Stated task: Show only lines that include "Manuscript".

(Items listed in a dataset)
★ ★ ★
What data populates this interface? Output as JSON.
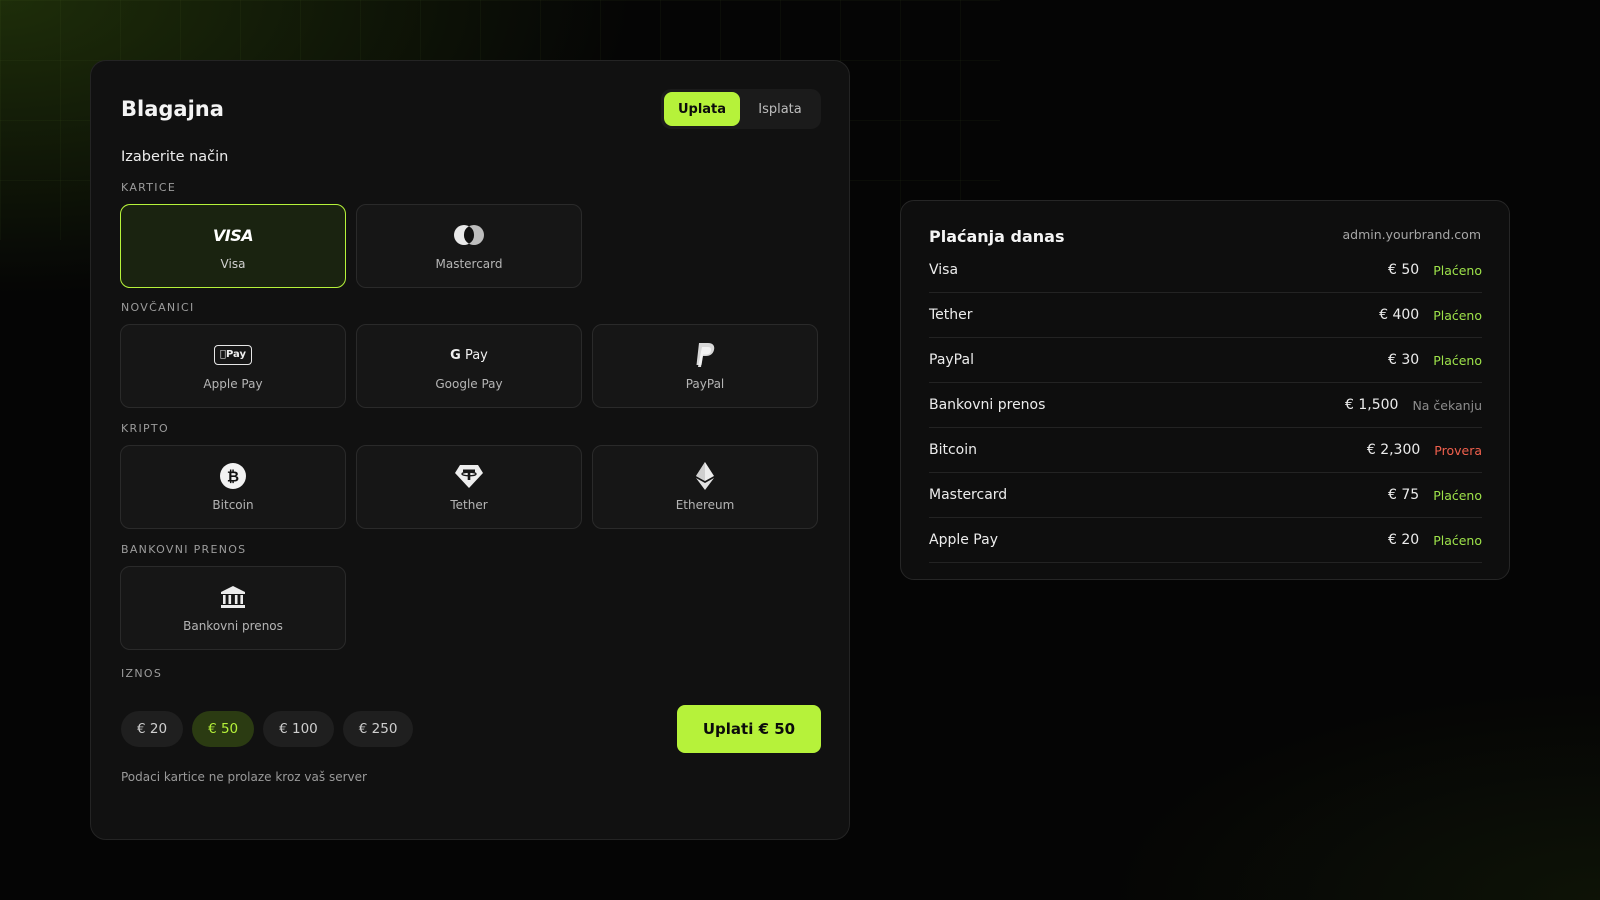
{
  "colors": {
    "accent": "#b6f23a",
    "status_paid": "#9ee34a",
    "status_pending": "#8c8c8c",
    "status_review": "#f0604d"
  },
  "cashier": {
    "title": "Blagajna",
    "tabs": [
      {
        "label": "Uplata",
        "active": true
      },
      {
        "label": "Isplata",
        "active": false
      }
    ],
    "subtitle": "Izaberite način",
    "sections": {
      "cards": {
        "label": "KARTICE",
        "items": [
          {
            "label": "Visa",
            "icon": "visa-logo",
            "icon_text": "VISA",
            "selected": true
          },
          {
            "label": "Mastercard",
            "icon": "mastercard-icon",
            "selected": false
          }
        ]
      },
      "wallets": {
        "label": "NOVČANICI",
        "items": [
          {
            "label": "Apple Pay",
            "icon": "apple-pay-icon",
            "icon_text": "Pay"
          },
          {
            "label": "Google Pay",
            "icon": "google-pay-icon",
            "icon_text_g": "G",
            "icon_text": "Pay"
          },
          {
            "label": "PayPal",
            "icon": "paypal-icon"
          }
        ]
      },
      "crypto": {
        "label": "KRIPTO",
        "items": [
          {
            "label": "Bitcoin",
            "icon": "bitcoin-icon"
          },
          {
            "label": "Tether",
            "icon": "tether-icon"
          },
          {
            "label": "Ethereum",
            "icon": "ethereum-icon"
          }
        ]
      },
      "bank": {
        "label": "BANKOVNI PRENOS",
        "items": [
          {
            "label": "Bankovni prenos",
            "icon": "bank-icon"
          }
        ]
      }
    },
    "amount": {
      "label": "IZNOS",
      "options": [
        "€ 20",
        "€ 50",
        "€ 100",
        "€ 250"
      ],
      "selected": "€ 50"
    },
    "pay_button": "Uplati € 50",
    "footnote": "Podaci kartice ne prolaze kroz vaš server"
  },
  "payments_today": {
    "title": "Plaćanja danas",
    "domain": "admin.yourbrand.com",
    "rows": [
      {
        "name": "Visa",
        "amount": "€ 50",
        "status": "Plaćeno",
        "status_type": "paid"
      },
      {
        "name": "Tether",
        "amount": "€ 400",
        "status": "Plaćeno",
        "status_type": "paid"
      },
      {
        "name": "PayPal",
        "amount": "€ 30",
        "status": "Plaćeno",
        "status_type": "paid"
      },
      {
        "name": "Bankovni prenos",
        "amount": "€ 1,500",
        "status": "Na čekanju",
        "status_type": "pending"
      },
      {
        "name": "Bitcoin",
        "amount": "€ 2,300",
        "status": "Provera",
        "status_type": "review"
      },
      {
        "name": "Mastercard",
        "amount": "€ 75",
        "status": "Plaćeno",
        "status_type": "paid"
      },
      {
        "name": "Apple Pay",
        "amount": "€ 20",
        "status": "Plaćeno",
        "status_type": "paid"
      }
    ]
  }
}
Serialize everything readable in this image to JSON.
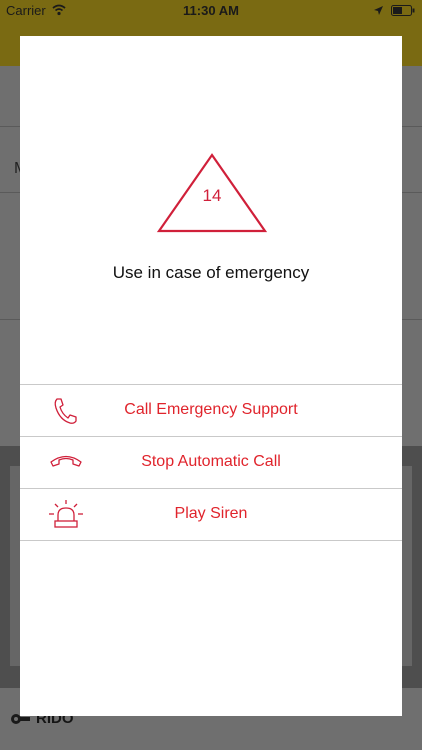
{
  "status_bar": {
    "carrier": "Carrier",
    "time": "11:30 AM",
    "icons": [
      "wifi-icon",
      "location-arrow-icon",
      "battery-icon"
    ]
  },
  "background_app": {
    "header_color": "#f2d21a",
    "partial_letter": "M",
    "footer_logo_text": "RIDO"
  },
  "modal": {
    "countdown": "14",
    "message": "Use in case of emergency",
    "accent_color": "#d0203a",
    "actions": [
      {
        "label": "Call Emergency Support",
        "icon": "phone-icon"
      },
      {
        "label": "Stop Automatic Call",
        "icon": "hang-up-icon"
      },
      {
        "label": "Play Siren",
        "icon": "siren-icon"
      }
    ]
  }
}
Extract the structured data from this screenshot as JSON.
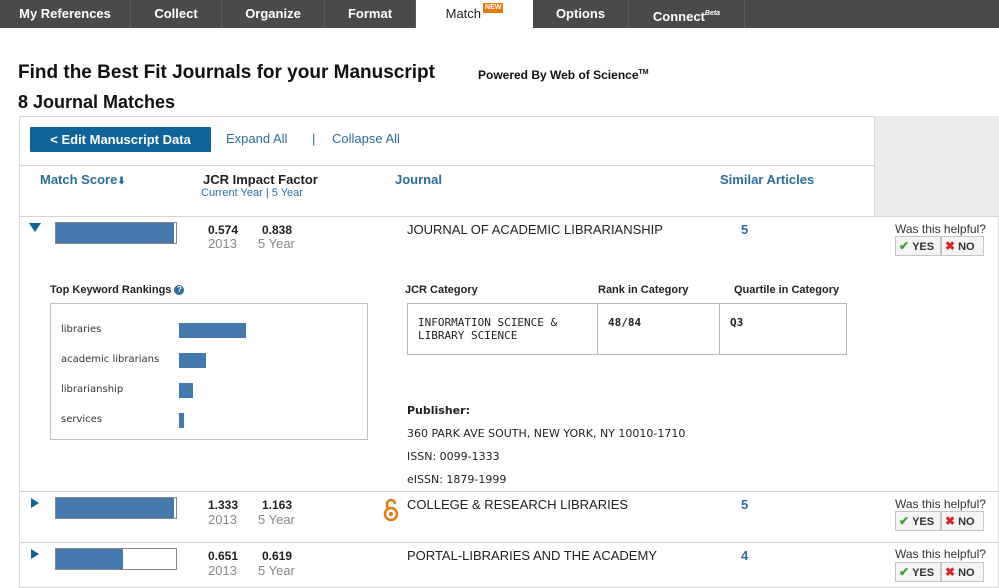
{
  "nav": {
    "tabs": [
      "My References",
      "Collect",
      "Organize",
      "Format",
      "Match",
      "Options",
      "Connect"
    ],
    "match_badge": "NEW",
    "connect_sup": "Beta"
  },
  "header": {
    "title": "Find the Best Fit Journals for your Manuscript",
    "powered": "Powered By Web of Science",
    "powered_tm": "TM",
    "count": "8 Journal Matches"
  },
  "toolbar": {
    "edit_label": "< Edit Manuscript Data",
    "expand_label": "Expand All",
    "separator": "|",
    "collapse_label": "Collapse All"
  },
  "columns": {
    "match_score": "Match Score",
    "sort_arrow": "⬇",
    "jcr": "JCR Impact Factor",
    "current_year": "Current Year",
    "sep": "|",
    "five_year": "5 Year",
    "journal": "Journal",
    "similar": "Similar Articles"
  },
  "helpful": {
    "label": "Was this helpful?",
    "yes": "YES",
    "no": "NO"
  },
  "rows": [
    {
      "score_fraction": 0.98,
      "if_current": "0.574",
      "if_current_label": "2013",
      "if_five": "0.838",
      "if_five_label": "5 Year",
      "journal": "JOURNAL OF ACADEMIC LIBRARIANSHIP",
      "similar": "5",
      "open_access": false,
      "expanded": true
    },
    {
      "score_fraction": 0.98,
      "if_current": "1.333",
      "if_current_label": "2013",
      "if_five": "1.163",
      "if_five_label": "5 Year",
      "journal": "COLLEGE & RESEARCH LIBRARIES",
      "similar": "5",
      "open_access": true,
      "expanded": false
    },
    {
      "score_fraction": 0.56,
      "if_current": "0.651",
      "if_current_label": "2013",
      "if_five": "0.619",
      "if_five_label": "5 Year",
      "journal": "PORTAL-LIBRARIES AND THE ACADEMY",
      "similar": "4",
      "open_access": false,
      "expanded": false
    }
  ],
  "detail": {
    "kw_title": "Top Keyword Rankings",
    "kw_help": "?",
    "keywords": [
      {
        "label": "libraries",
        "value": 1.0
      },
      {
        "label": "academic librarians",
        "value": 0.4
      },
      {
        "label": "librarianship",
        "value": 0.21
      },
      {
        "label": "services",
        "value": 0.08
      }
    ],
    "jcr_category_title": "JCR Category",
    "rank_title": "Rank in Category",
    "quartile_title": "Quartile in Category",
    "category_line1": "INFORMATION SCIENCE &",
    "category_line2": "LIBRARY SCIENCE",
    "rank": "48/84",
    "quartile": "Q3",
    "publisher_title": "Publisher:",
    "publisher_address": "360 PARK AVE SOUTH, NEW YORK, NY 10010-1710",
    "issn": "ISSN: 0099-1333",
    "eissn": "eISSN: 1879-1999"
  },
  "colors": {
    "nav_bg": "#4a4a4a",
    "accent": "#0e6399",
    "bar": "#4479ad",
    "link": "#2a6f9b",
    "badge": "#e8790f",
    "oa": "#e8790f"
  }
}
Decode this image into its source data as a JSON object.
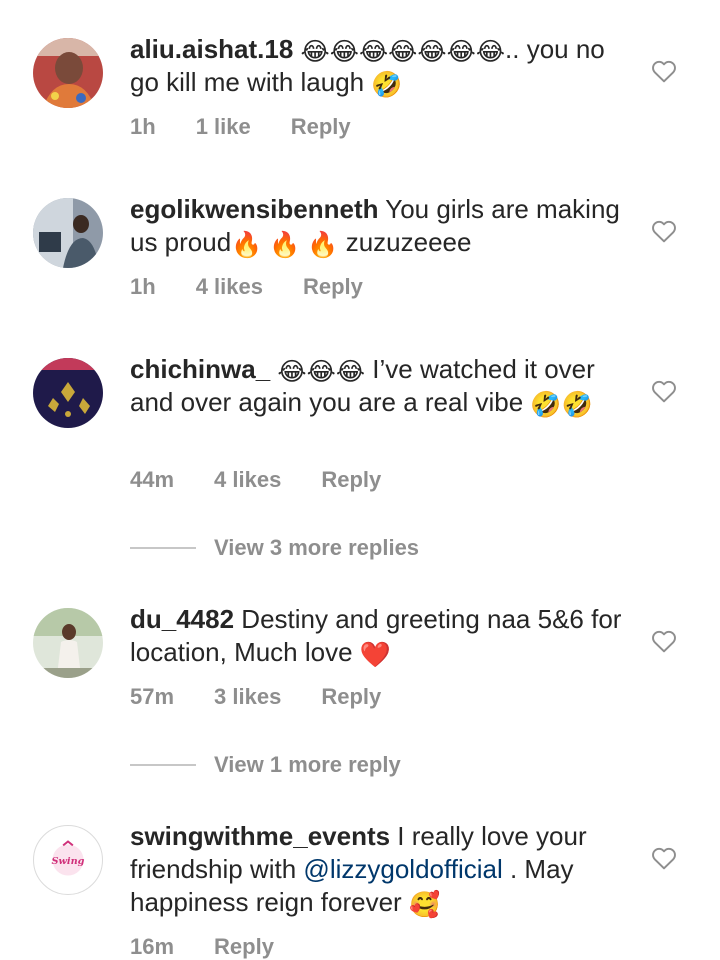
{
  "comments": [
    {
      "username": "aliu.aishat.18",
      "text_pre": " ",
      "emoji_a": "😂😂😂😂😂😂😂",
      "text_mid": ".. you no go kill me with laugh ",
      "emoji_b": "🤣",
      "time": "1h",
      "likes": "1 like",
      "reply": "Reply"
    },
    {
      "username": "egolikwensibenneth",
      "text_pre": " You girls are making us proud",
      "emoji_a": "🔥 🔥 🔥",
      "text_mid": "zuzuzeeee",
      "time": "1h",
      "likes": "4 likes",
      "reply": "Reply"
    },
    {
      "username": "chichinwa_",
      "emoji_a": "😂😂😂",
      "text_mid": " I’ve watched it over and over again you are a real vibe ",
      "emoji_b": "🤣🤣",
      "time": "44m",
      "likes": "4 likes",
      "reply": "Reply",
      "view_replies": "View 3 more replies"
    },
    {
      "username": "du_4482",
      "text_mid": " Destiny and greeting naa 5&6 for location, Much love ",
      "emoji_b": "❤️",
      "time": "57m",
      "likes": "3 likes",
      "reply": "Reply",
      "view_replies": "View 1 more reply"
    },
    {
      "username": "swingwithme_events",
      "text_pre": " I really love your friendship with ",
      "mention": "@lizzygoldofficial",
      "text_mid": " . May happiness reign forever ",
      "emoji_b": "🥰",
      "time": "16m",
      "likes": "",
      "reply": "Reply",
      "avatar_logo": "Swing"
    }
  ],
  "colors": {
    "meta": "#8e8e8e",
    "mention": "#00376b",
    "text": "#262626"
  },
  "icons": {
    "like": "heart-outline-icon"
  }
}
★ ★ ★
Task answer:
    "title": "Find the Best Fit Journals for your Manuscript",
    "edit_label": "< Edit Manuscript Data",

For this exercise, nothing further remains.